- Requirement:
Please write out the material below word for word, omitting the pictures.

- Information provided:
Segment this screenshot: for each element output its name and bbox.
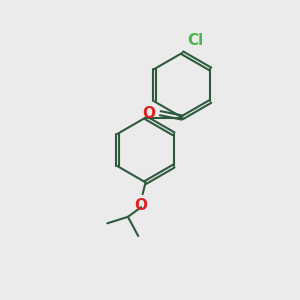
Text: O: O	[135, 198, 148, 213]
Text: Cl: Cl	[187, 32, 203, 47]
Text: O: O	[142, 106, 155, 121]
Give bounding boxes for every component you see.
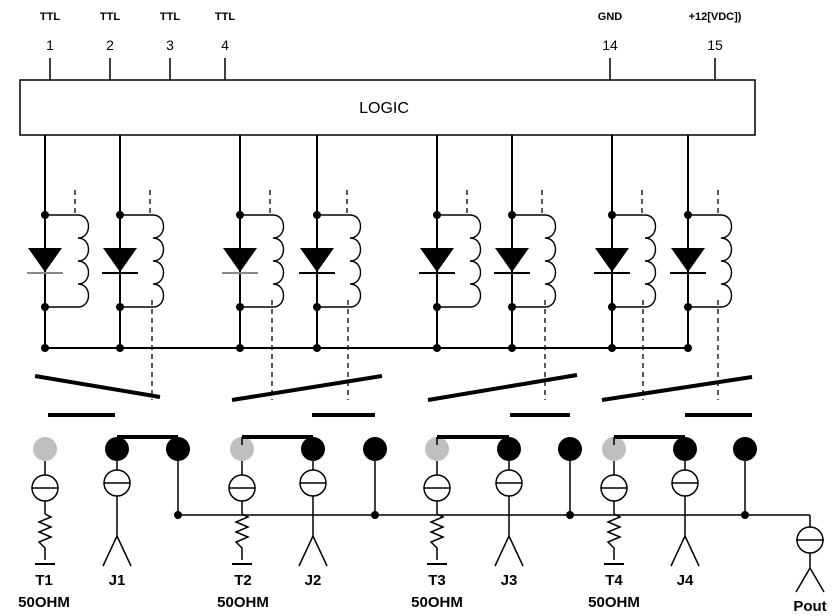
t4-value: 50OHM [588, 594, 640, 611]
diode-icon [595, 248, 629, 272]
pout-connector: Pout [793, 526, 827, 615]
pin-2-type: TTL [100, 11, 120, 23]
relay-driver-2 [102, 135, 165, 352]
pin-15-type: +12[VDC]) [689, 11, 742, 23]
resistor-icon [37, 513, 53, 560]
port-contact [497, 437, 521, 461]
pin-lines [49, 58, 716, 80]
relay-driver-6 [494, 135, 557, 352]
port-contact [673, 437, 697, 461]
resistor-icon [429, 513, 445, 560]
coil-icon [77, 214, 90, 308]
termination-contact [33, 437, 57, 461]
port-leg [508, 535, 524, 567]
port-leg [684, 535, 700, 567]
diode-icon [300, 248, 334, 272]
pin-4-type: TTL [215, 11, 235, 23]
common-contact [558, 437, 582, 461]
coil-icon [272, 214, 285, 308]
relay-driver-8 [670, 135, 733, 352]
j2-label: J2 [305, 572, 322, 589]
channel-2 [228, 435, 387, 567]
t4-label: T4 [605, 572, 623, 589]
coil-icon [720, 214, 733, 308]
j1-label: J1 [109, 572, 126, 589]
common-contact [733, 437, 757, 461]
pin-labels: TTL 1 TTL 2 TTL 3 TTL 4 GND 14 +12[VDC])… [40, 11, 742, 53]
resistor-icon [234, 513, 250, 560]
relay-drivers [27, 135, 733, 400]
relay-driver-7 [594, 135, 657, 352]
pin-15-number: 15 [707, 37, 723, 53]
switch-blade-2 [231, 374, 383, 402]
pin-2-number: 2 [106, 37, 114, 53]
switch-section [31, 373, 757, 567]
pin-14-number: 14 [602, 37, 618, 53]
diode-icon [671, 248, 705, 272]
diode-icon [103, 248, 137, 272]
channel-labels: T1 50OHM J1 T2 50OHM J2 T3 50OHM J3 T4 5… [18, 572, 694, 611]
channel-1 [31, 435, 190, 567]
t2-value: 50OHM [217, 594, 269, 611]
pin-14-type: GND [598, 11, 623, 23]
pin-3-type: TTL [160, 11, 180, 23]
j4-label: J4 [677, 572, 694, 589]
relay-driver-1 [27, 135, 90, 352]
switch-blade-3 [427, 373, 578, 402]
output-bus [174, 511, 811, 527]
pout-label: Pout [793, 598, 826, 615]
port-leg [298, 535, 314, 567]
coil-icon [469, 214, 482, 308]
port-leg [116, 535, 132, 567]
pin-1-number: 1 [46, 37, 54, 53]
common-contact [166, 437, 190, 461]
coil-icon [644, 214, 657, 308]
pin-1-type: TTL [40, 11, 60, 23]
termination-contact [602, 437, 626, 461]
t1-value: 50OHM [18, 594, 70, 611]
diode-icon [223, 248, 257, 272]
logic-block: LOGIC [19, 79, 756, 136]
switch-blade-1 [34, 374, 161, 399]
pin-4-number: 4 [221, 37, 229, 53]
common-contact [363, 437, 387, 461]
t1-label: T1 [35, 572, 53, 589]
t2-label: T2 [234, 572, 252, 589]
port-contact [301, 437, 325, 461]
relay-driver-3 [222, 135, 285, 352]
diode-icon [495, 248, 529, 272]
port-leg [494, 535, 510, 567]
t3-value: 50OHM [411, 594, 463, 611]
j3-label: J3 [501, 572, 518, 589]
port-leg [312, 535, 328, 567]
pin-3-number: 3 [166, 37, 174, 53]
channel-4 [600, 435, 757, 567]
relay-driver-5 [419, 135, 482, 352]
diode-icon [420, 248, 454, 272]
port-leg [670, 535, 686, 567]
diode-icon [28, 248, 62, 272]
coil-icon [544, 214, 557, 308]
coil-icon [349, 214, 362, 308]
resistor-icon [606, 513, 622, 560]
termination-contact [425, 437, 449, 461]
t3-label: T3 [428, 572, 446, 589]
switch-blade-4 [601, 375, 753, 402]
coil-icon [152, 214, 165, 308]
port-leg [102, 535, 118, 567]
channel-3 [423, 435, 582, 567]
termination-contact [230, 437, 254, 461]
relay-driver-4 [299, 135, 362, 352]
port-contact [105, 437, 129, 461]
logic-label: LOGIC [359, 100, 409, 117]
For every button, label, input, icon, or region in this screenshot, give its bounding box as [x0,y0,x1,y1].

- Result:
Segment this screenshot: for each element output its name and bbox.
Text: O: O	[135, 198, 148, 213]
Text: Cl: Cl	[187, 32, 203, 47]
Text: O: O	[142, 106, 155, 121]
Give bounding boxes for every component you see.
t4-value: 50OHM [588, 594, 640, 611]
diode-icon [595, 248, 629, 272]
pout-connector: Pout [793, 526, 827, 615]
pin-2-type: TTL [100, 11, 120, 23]
relay-driver-2 [102, 135, 165, 352]
pin-15-type: +12[VDC]) [689, 11, 742, 23]
resistor-icon [37, 513, 53, 560]
port-contact [497, 437, 521, 461]
pin-lines [49, 58, 716, 80]
relay-driver-6 [494, 135, 557, 352]
port-contact [673, 437, 697, 461]
resistor-icon [429, 513, 445, 560]
coil-icon [77, 214, 90, 308]
termination-contact [33, 437, 57, 461]
port-leg [508, 535, 524, 567]
port-leg [684, 535, 700, 567]
diode-icon [300, 248, 334, 272]
pin-4-type: TTL [215, 11, 235, 23]
common-contact [558, 437, 582, 461]
coil-icon [272, 214, 285, 308]
relay-driver-8 [670, 135, 733, 352]
j2-label: J2 [305, 572, 322, 589]
channel-2 [228, 435, 387, 567]
t4-label: T4 [605, 572, 623, 589]
coil-icon [720, 214, 733, 308]
j1-label: J1 [109, 572, 126, 589]
common-contact [733, 437, 757, 461]
pin-labels: TTL 1 TTL 2 TTL 3 TTL 4 GND 14 +12[VDC])… [40, 11, 742, 53]
resistor-icon [234, 513, 250, 560]
relay-drivers [27, 135, 733, 400]
relay-driver-7 [594, 135, 657, 352]
pin-15-number: 15 [707, 37, 723, 53]
switch-blade-2 [231, 374, 383, 402]
pin-2-number: 2 [106, 37, 114, 53]
switch-section [31, 373, 757, 567]
pin-14-number: 14 [602, 37, 618, 53]
diode-icon [671, 248, 705, 272]
diode-icon [103, 248, 137, 272]
channel-labels: T1 50OHM J1 T2 50OHM J2 T3 50OHM J3 T4 5… [18, 572, 694, 611]
channel-1 [31, 435, 190, 567]
t2-value: 50OHM [217, 594, 269, 611]
pin-14-type: GND [598, 11, 623, 23]
pin-3-type: TTL [160, 11, 180, 23]
j4-label: J4 [677, 572, 694, 589]
relay-driver-1 [27, 135, 90, 352]
switch-blade-3 [427, 373, 578, 402]
output-bus [174, 511, 811, 527]
pout-label: Pout [793, 598, 826, 615]
port-leg [298, 535, 314, 567]
coil-icon [469, 214, 482, 308]
port-leg [116, 535, 132, 567]
pin-1-number: 1 [46, 37, 54, 53]
common-contact [166, 437, 190, 461]
coil-icon [644, 214, 657, 308]
pin-1-type: TTL [40, 11, 60, 23]
termination-contact [602, 437, 626, 461]
t1-value: 50OHM [18, 594, 70, 611]
diode-icon [223, 248, 257, 272]
logic-block: LOGIC [19, 79, 756, 136]
switch-blade-1 [34, 374, 161, 399]
pin-4-number: 4 [221, 37, 229, 53]
common-contact [363, 437, 387, 461]
t1-label: T1 [35, 572, 53, 589]
t2-label: T2 [234, 572, 252, 589]
port-contact [301, 437, 325, 461]
relay-driver-3 [222, 135, 285, 352]
diode-icon [495, 248, 529, 272]
port-leg [494, 535, 510, 567]
t3-value: 50OHM [411, 594, 463, 611]
j3-label: J3 [501, 572, 518, 589]
port-leg [312, 535, 328, 567]
pin-3-number: 3 [166, 37, 174, 53]
channel-4 [600, 435, 757, 567]
relay-driver-5 [419, 135, 482, 352]
diode-icon [420, 248, 454, 272]
port-leg [670, 535, 686, 567]
diode-icon [28, 248, 62, 272]
coil-icon [544, 214, 557, 308]
coil-icon [349, 214, 362, 308]
resistor-icon [606, 513, 622, 560]
termination-contact [425, 437, 449, 461]
t3-label: T3 [428, 572, 446, 589]
switch-blade-4 [601, 375, 753, 402]
coil-icon [152, 214, 165, 308]
port-leg [102, 535, 118, 567]
channel-3 [423, 435, 582, 567]
termination-contact [230, 437, 254, 461]
relay-driver-4 [299, 135, 362, 352]
port-contact [105, 437, 129, 461]
logic-label: LOGIC [359, 100, 409, 117]
For every button, label, input, icon, or region in this screenshot, give its bounding box as [x0,y0,x1,y1].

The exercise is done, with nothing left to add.